The exercise> Gather all lines from the material that contain the word "Autostopem".

Given records>
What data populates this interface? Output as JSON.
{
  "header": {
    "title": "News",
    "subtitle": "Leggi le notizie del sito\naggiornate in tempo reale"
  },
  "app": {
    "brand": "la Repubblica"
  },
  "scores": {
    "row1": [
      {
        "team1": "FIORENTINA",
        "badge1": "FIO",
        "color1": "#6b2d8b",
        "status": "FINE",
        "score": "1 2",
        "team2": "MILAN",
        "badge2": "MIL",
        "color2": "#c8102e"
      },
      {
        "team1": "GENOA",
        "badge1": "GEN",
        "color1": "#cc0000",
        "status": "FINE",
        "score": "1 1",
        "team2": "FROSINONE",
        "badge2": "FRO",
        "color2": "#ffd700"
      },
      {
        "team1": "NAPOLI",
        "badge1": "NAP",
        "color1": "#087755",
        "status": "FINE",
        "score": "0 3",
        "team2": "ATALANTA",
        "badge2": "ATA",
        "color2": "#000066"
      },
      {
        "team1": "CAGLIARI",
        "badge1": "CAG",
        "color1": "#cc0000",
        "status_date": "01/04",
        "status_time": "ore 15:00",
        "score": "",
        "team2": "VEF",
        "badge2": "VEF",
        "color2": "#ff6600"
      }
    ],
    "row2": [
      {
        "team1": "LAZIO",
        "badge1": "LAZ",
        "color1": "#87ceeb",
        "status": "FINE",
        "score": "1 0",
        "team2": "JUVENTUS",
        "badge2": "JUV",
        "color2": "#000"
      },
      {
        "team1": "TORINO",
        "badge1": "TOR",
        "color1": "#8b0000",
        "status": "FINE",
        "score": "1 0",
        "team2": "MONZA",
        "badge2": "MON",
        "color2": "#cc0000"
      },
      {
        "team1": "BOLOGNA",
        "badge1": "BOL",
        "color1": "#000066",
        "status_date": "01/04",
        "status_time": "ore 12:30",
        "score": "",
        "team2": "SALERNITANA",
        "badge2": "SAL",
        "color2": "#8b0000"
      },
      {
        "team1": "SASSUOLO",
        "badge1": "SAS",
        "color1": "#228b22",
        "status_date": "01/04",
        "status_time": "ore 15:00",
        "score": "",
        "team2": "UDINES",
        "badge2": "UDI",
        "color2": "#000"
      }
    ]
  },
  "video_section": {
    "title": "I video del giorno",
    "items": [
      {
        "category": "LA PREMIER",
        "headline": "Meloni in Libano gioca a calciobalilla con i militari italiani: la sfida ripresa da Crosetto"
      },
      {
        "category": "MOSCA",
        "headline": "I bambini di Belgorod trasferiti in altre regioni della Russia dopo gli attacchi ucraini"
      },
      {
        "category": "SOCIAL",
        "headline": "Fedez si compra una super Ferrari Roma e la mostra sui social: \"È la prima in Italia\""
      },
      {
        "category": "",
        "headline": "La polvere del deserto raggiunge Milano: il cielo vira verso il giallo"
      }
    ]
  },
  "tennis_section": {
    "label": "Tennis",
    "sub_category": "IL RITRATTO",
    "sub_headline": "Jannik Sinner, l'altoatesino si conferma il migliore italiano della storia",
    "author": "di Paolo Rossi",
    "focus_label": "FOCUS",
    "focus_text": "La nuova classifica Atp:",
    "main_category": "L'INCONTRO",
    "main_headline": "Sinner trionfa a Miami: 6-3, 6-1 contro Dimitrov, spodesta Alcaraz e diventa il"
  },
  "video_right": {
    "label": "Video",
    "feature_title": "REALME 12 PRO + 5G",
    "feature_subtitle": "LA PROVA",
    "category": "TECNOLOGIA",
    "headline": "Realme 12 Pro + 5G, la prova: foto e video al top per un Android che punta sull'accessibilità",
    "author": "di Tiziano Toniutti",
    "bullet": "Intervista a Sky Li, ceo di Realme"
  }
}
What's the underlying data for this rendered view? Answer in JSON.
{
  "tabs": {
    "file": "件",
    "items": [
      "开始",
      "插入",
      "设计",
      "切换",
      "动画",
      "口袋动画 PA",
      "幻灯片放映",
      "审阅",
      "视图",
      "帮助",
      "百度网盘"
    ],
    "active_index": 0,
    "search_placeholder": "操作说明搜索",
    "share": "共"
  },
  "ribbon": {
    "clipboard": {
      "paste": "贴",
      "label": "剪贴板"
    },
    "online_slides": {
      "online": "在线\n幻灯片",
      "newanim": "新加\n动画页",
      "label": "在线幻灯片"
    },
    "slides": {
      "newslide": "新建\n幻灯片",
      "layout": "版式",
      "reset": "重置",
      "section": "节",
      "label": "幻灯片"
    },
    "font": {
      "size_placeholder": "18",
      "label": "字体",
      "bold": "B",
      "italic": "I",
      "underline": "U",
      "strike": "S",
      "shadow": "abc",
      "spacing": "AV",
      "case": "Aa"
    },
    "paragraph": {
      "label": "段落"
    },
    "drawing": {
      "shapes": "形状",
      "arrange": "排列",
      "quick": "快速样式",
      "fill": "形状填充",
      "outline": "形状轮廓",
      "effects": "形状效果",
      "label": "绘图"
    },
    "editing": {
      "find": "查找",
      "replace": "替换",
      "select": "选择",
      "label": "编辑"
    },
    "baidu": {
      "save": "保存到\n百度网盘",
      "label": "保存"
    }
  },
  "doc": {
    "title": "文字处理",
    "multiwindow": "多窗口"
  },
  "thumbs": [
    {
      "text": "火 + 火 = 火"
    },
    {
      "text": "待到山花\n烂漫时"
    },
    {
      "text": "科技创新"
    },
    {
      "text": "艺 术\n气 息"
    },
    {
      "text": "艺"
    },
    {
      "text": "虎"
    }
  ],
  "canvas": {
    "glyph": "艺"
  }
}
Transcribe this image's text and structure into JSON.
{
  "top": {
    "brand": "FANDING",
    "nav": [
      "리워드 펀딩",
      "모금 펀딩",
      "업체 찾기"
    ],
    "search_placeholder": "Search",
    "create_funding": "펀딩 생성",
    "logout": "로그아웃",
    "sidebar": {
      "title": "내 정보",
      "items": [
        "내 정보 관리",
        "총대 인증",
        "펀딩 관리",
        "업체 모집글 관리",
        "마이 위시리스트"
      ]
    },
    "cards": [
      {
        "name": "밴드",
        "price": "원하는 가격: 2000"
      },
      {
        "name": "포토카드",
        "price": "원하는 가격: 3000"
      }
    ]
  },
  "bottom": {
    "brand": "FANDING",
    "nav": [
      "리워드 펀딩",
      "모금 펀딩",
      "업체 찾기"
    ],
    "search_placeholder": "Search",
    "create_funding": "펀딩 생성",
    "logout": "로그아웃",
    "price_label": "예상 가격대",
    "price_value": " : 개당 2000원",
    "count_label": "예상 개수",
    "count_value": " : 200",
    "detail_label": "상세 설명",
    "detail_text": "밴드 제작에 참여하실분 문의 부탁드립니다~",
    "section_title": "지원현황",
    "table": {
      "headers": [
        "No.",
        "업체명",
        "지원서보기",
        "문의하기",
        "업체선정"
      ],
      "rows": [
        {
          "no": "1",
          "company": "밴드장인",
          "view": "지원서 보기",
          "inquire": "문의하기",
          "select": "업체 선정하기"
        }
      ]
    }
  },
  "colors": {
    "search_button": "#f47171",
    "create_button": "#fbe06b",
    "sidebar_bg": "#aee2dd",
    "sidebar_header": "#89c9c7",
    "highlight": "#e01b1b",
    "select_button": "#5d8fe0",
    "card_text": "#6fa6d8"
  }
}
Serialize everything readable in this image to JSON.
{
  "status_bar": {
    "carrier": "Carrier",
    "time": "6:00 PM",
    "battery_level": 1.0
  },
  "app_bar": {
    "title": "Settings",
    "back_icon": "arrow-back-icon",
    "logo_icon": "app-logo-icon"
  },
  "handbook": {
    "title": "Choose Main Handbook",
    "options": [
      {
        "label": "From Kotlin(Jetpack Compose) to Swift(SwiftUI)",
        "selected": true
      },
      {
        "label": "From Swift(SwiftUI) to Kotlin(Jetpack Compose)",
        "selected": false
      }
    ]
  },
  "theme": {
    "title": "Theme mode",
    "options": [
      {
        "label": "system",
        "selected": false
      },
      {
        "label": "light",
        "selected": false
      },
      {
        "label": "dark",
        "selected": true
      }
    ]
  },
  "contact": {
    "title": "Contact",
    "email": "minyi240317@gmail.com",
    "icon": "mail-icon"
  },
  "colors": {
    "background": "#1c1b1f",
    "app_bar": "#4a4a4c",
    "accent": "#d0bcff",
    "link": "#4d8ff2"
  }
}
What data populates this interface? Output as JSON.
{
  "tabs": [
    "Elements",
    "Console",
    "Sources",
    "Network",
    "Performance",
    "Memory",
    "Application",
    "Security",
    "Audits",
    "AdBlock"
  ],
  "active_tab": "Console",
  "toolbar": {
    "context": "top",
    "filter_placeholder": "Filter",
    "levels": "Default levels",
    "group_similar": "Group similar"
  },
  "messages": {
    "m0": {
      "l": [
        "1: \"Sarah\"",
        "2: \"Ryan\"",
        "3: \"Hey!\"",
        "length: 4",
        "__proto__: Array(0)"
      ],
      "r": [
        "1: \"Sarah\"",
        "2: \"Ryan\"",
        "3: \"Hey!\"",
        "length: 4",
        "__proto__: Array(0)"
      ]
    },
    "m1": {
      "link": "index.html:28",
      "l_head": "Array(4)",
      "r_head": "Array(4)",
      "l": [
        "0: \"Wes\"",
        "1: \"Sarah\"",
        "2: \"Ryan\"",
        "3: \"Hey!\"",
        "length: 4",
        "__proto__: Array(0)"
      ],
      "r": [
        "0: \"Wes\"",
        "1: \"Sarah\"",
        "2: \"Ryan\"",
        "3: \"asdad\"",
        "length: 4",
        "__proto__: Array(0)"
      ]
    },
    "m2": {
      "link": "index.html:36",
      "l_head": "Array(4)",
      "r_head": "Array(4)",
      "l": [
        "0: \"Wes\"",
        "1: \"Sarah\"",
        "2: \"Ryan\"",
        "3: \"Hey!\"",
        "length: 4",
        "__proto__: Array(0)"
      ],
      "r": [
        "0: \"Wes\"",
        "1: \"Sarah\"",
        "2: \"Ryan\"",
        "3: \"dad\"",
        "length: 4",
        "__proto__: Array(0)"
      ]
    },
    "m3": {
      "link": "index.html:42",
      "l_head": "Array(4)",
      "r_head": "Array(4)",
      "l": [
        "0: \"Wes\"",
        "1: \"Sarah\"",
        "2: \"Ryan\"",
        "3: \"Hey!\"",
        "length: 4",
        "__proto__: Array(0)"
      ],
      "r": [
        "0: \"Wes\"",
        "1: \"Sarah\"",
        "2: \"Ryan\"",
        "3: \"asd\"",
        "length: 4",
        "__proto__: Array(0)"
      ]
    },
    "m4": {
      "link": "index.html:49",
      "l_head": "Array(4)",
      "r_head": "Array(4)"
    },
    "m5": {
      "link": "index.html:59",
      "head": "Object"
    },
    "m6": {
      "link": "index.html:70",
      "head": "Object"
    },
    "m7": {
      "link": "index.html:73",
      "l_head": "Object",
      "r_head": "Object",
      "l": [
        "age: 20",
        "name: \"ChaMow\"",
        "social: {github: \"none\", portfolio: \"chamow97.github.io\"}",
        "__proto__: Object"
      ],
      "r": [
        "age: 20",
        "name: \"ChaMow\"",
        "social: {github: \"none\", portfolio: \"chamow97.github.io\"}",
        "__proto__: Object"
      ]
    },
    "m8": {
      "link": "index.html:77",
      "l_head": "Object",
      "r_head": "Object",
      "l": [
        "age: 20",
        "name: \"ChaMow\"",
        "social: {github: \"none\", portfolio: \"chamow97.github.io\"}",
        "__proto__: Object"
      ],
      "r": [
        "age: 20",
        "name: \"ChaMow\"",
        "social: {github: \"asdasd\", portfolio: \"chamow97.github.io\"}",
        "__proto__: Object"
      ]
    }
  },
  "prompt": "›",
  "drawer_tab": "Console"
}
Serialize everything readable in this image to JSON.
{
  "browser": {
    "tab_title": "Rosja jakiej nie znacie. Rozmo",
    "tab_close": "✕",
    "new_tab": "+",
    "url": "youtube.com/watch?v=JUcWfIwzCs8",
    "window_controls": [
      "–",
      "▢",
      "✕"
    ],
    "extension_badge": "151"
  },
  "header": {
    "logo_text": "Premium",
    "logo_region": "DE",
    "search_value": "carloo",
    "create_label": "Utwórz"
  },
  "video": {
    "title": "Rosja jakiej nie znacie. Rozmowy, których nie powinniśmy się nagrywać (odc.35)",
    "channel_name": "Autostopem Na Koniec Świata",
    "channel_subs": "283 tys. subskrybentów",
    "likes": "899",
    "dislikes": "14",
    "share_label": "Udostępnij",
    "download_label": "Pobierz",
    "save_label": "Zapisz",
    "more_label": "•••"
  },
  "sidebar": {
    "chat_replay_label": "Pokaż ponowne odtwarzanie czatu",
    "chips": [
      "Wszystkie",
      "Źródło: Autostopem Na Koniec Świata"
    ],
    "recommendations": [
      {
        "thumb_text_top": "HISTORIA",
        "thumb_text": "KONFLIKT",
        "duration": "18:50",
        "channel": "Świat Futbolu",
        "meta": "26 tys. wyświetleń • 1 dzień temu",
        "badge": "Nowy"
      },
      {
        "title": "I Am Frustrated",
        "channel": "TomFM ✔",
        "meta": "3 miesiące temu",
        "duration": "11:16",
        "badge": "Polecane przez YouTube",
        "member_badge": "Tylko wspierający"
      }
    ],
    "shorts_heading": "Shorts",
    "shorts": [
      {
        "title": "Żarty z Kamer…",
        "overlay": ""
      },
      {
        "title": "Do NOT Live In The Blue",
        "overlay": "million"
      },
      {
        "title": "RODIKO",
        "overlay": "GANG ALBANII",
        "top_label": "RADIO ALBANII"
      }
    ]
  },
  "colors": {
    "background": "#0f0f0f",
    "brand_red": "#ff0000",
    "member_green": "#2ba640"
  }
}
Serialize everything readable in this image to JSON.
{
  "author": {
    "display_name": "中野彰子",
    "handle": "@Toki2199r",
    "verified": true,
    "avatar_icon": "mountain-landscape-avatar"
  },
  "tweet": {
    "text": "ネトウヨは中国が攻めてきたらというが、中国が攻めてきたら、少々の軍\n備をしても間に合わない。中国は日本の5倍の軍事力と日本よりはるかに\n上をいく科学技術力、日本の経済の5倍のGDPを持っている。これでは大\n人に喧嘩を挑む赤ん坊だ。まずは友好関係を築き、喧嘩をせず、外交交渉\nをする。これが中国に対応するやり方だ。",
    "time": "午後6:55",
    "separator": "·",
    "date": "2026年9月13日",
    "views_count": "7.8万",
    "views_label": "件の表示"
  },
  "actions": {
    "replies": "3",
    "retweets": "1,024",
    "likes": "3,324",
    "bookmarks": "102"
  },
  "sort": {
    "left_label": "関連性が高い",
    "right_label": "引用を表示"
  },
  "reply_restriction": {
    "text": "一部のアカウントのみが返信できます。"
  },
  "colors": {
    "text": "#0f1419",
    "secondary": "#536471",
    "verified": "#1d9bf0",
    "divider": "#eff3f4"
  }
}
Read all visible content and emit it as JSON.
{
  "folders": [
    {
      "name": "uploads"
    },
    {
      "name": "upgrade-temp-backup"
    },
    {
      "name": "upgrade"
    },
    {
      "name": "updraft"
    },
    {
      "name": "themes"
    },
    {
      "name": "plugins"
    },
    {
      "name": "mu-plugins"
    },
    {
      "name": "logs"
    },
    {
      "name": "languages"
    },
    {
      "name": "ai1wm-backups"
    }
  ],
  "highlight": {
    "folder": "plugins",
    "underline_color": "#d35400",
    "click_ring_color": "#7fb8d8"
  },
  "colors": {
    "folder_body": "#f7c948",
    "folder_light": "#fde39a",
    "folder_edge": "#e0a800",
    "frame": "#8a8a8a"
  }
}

Exercise answer>
    "channel_name": "Autostopem Na Koniec Świata",
      "Źródło: Autostopem Na Koniec Świata"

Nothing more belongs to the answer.